- _Written instruction_
Every line that contains the word "Nombre" should be copied.
BEGIN Extracted records
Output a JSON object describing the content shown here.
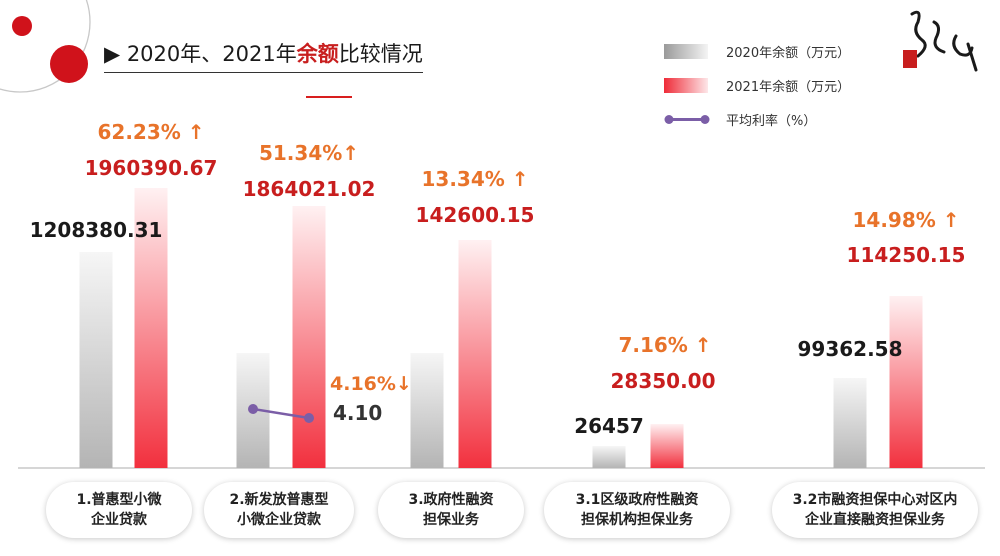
{
  "title": {
    "prefix": "▶ 2020年、2021年",
    "highlight": "余额",
    "suffix": "比较情况"
  },
  "legend": {
    "items": [
      {
        "label": "2020年余额（万元）",
        "kind": "bar-2020"
      },
      {
        "label": "2021年余额（万元）",
        "kind": "bar-2021"
      },
      {
        "label": "平均利率（%）",
        "kind": "line-rate"
      }
    ]
  },
  "colors": {
    "rate_label": "#e8732a",
    "value_2021": "#c81e1e",
    "value_2020": "#1a1a1a",
    "rate_line": "#7b5ea7"
  },
  "chart_data": {
    "type": "bar",
    "categories": [
      "1.普惠型小微\n企业贷款",
      "2.新发放普惠型\n小微企业贷款",
      "3.政府性融资\n担保业务",
      "3.1区级政府性融资\n担保机构担保业务",
      "3.2市融资担保中心对区内\n企业直接融资担保业务"
    ],
    "series": [
      {
        "name": "2020年余额（万元）",
        "values": [
          1208380.31,
          null,
          null,
          26457,
          99362.58
        ],
        "labels": [
          "1208380.31",
          "",
          "",
          "26457",
          "99362.58"
        ]
      },
      {
        "name": "2021年余额（万元）",
        "values": [
          1960390.67,
          1864021.02,
          142600.15,
          28350.0,
          114250.15
        ],
        "labels": [
          "1960390.67",
          "1864021.02",
          "142600.15",
          "28350.00",
          "114250.15"
        ]
      }
    ],
    "growth_labels": [
      "62.23% ↑",
      "51.34%↑",
      "13.34% ↑",
      "7.16% ↑",
      "14.98% ↑"
    ],
    "rate_series": {
      "name": "平均利率（%）",
      "category_index": 1,
      "start": 4.16,
      "end": 4.1,
      "start_label": "4.16%↓",
      "end_label": "4.10"
    },
    "grid": false,
    "legend_position": "top-right"
  }
}
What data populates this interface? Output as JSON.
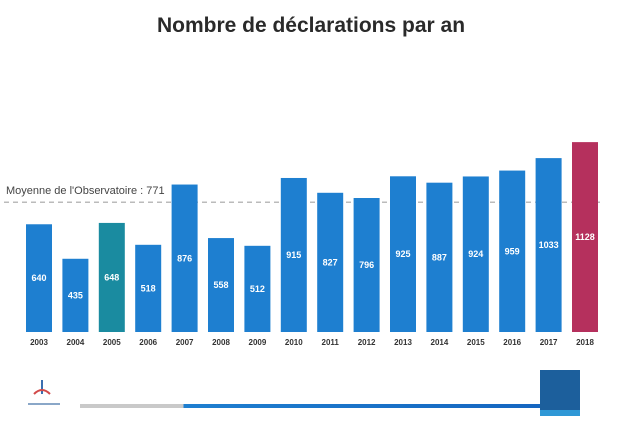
{
  "title": "Nombre de déclarations par an",
  "average_label": "Moyenne de l'Observatoire : 771",
  "colors": {
    "bar": "#1e7fd0",
    "bar_alt": "#1a8ba0",
    "bar_highlight": "#b5305d",
    "average_line": "#bbbbbb"
  },
  "chart_data": {
    "type": "bar",
    "title": "Nombre de déclarations par an",
    "categories": [
      "2003",
      "2004",
      "2005",
      "2006",
      "2007",
      "2008",
      "2009",
      "2010",
      "2011",
      "2012",
      "2013",
      "2014",
      "2015",
      "2016",
      "2017",
      "2018"
    ],
    "values": [
      640,
      435,
      648,
      518,
      876,
      558,
      512,
      915,
      827,
      796,
      925,
      887,
      924,
      959,
      1033,
      1128
    ],
    "value_labels": [
      "640",
      "435",
      "648",
      "518",
      "876",
      "558",
      "512",
      "915",
      "827",
      "796",
      "925",
      "887",
      "924",
      "959",
      "1033",
      "1128"
    ],
    "highlight_index": 15,
    "alt_indices": [
      2
    ],
    "average": 771,
    "ylim": [
      0,
      1200
    ],
    "grid": false,
    "legend": "none",
    "xlabel": "",
    "ylabel": ""
  }
}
END Extracted records
- _Solved problem_
  "title": "Nombre de déclarations par an",
    "title": "Nombre de déclarations par an",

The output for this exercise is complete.